Output every entry exactly as written, skipping any pictures.

------------

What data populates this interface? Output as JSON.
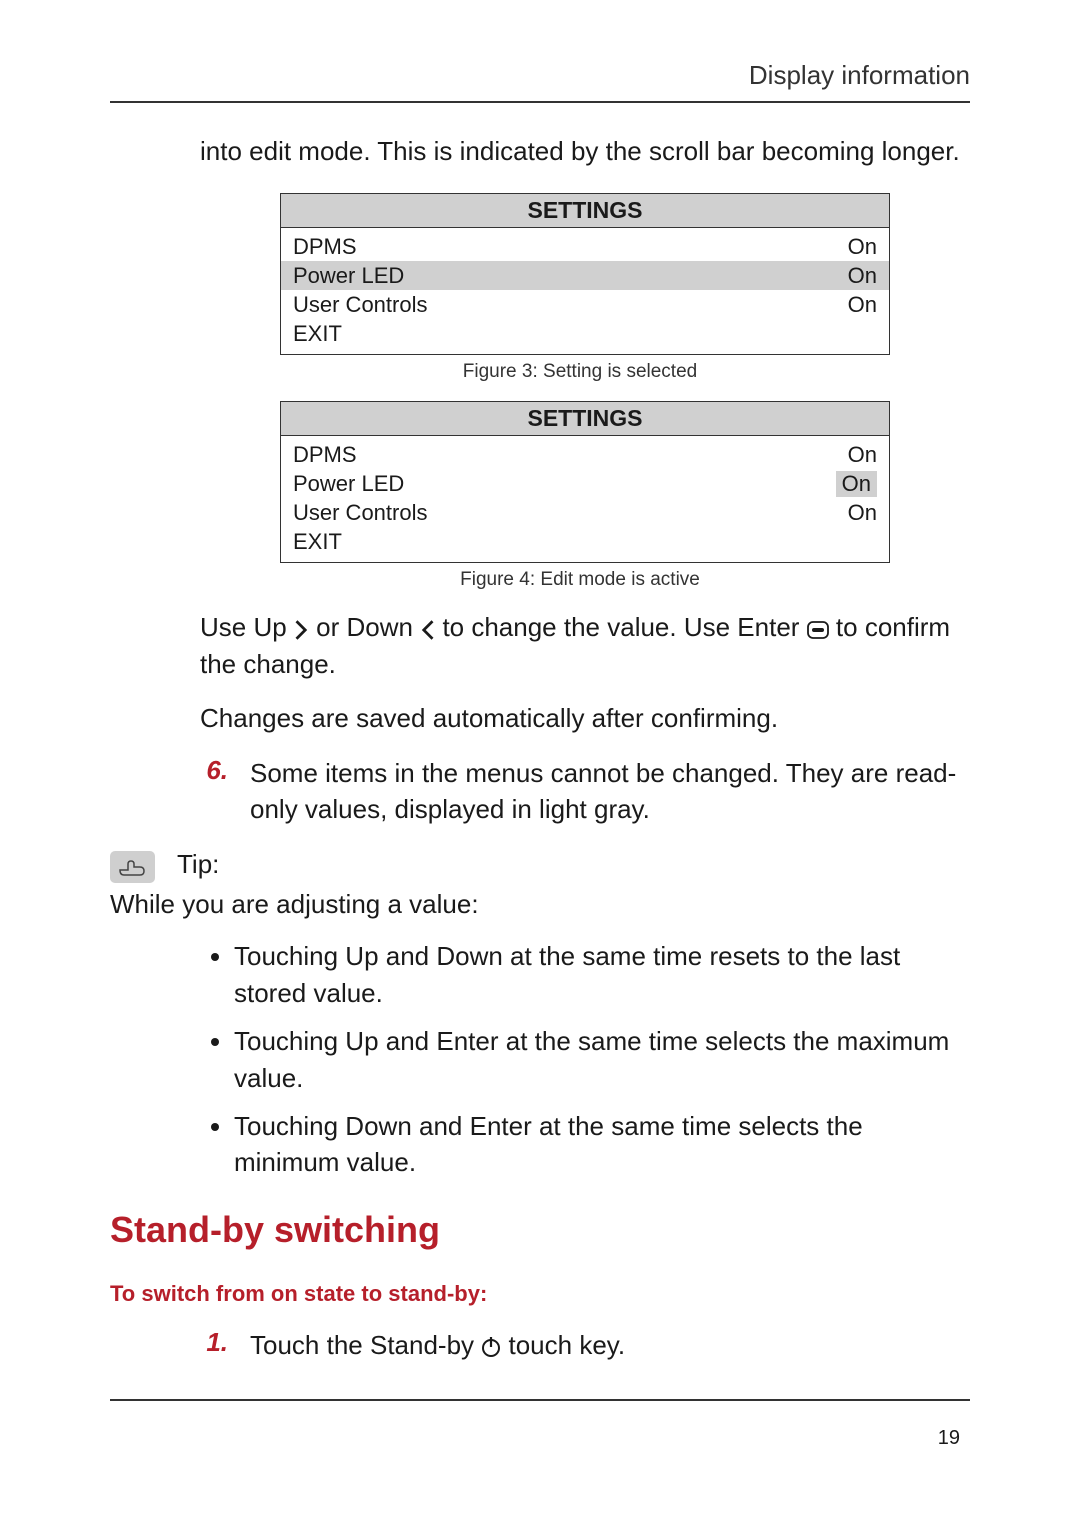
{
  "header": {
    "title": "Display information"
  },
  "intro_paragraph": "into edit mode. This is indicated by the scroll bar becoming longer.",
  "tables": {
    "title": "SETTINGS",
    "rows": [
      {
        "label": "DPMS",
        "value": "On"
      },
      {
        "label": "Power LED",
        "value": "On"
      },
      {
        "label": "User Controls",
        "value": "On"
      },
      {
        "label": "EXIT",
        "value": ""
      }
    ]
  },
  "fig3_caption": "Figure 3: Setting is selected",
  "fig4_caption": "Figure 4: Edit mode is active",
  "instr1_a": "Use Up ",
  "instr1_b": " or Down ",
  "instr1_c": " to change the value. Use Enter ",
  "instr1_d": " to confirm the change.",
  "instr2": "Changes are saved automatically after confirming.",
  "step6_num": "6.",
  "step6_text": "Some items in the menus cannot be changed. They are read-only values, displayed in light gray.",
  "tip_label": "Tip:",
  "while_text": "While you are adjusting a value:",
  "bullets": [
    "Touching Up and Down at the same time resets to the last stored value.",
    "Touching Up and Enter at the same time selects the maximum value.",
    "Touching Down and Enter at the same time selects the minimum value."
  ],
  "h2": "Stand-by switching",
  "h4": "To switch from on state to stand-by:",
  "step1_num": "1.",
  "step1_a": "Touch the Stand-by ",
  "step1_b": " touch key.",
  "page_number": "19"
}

------------

• **SOLVED EXERCISE**:
What data populates this interface? Output as JSON.
{
  "header": {
    "title": "Display information"
  },
  "intro_paragraph": "into edit mode. This is indicated by the scroll bar becoming longer.",
  "tables": {
    "title": "SETTINGS",
    "rows": [
      {
        "label": "DPMS",
        "value": "On"
      },
      {
        "label": "Power LED",
        "value": "On"
      },
      {
        "label": "User Controls",
        "value": "On"
      },
      {
        "label": "EXIT",
        "value": ""
      }
    ]
  },
  "fig3_caption": "Figure 3: Setting is selected",
  "fig4_caption": "Figure 4: Edit mode is active",
  "instr1_a": "Use Up ",
  "instr1_b": " or Down ",
  "instr1_c": " to change the value. Use Enter ",
  "instr1_d": " to confirm the change.",
  "instr2": "Changes are saved automatically after confirming.",
  "step6_num": "6.",
  "step6_text": "Some items in the menus cannot be changed. They are read-only values, displayed in light gray.",
  "tip_label": "Tip:",
  "while_text": "While you are adjusting a value:",
  "bullets": [
    "Touching Up and Down at the same time resets to the last stored value.",
    "Touching Up and Enter at the same time selects the maximum value.",
    "Touching Down and Enter at the same time selects the minimum value."
  ],
  "h2": "Stand-by switching",
  "h4": "To switch from on state to stand-by:",
  "step1_num": "1.",
  "step1_a": "Touch the Stand-by ",
  "step1_b": " touch key.",
  "page_number": "19"
}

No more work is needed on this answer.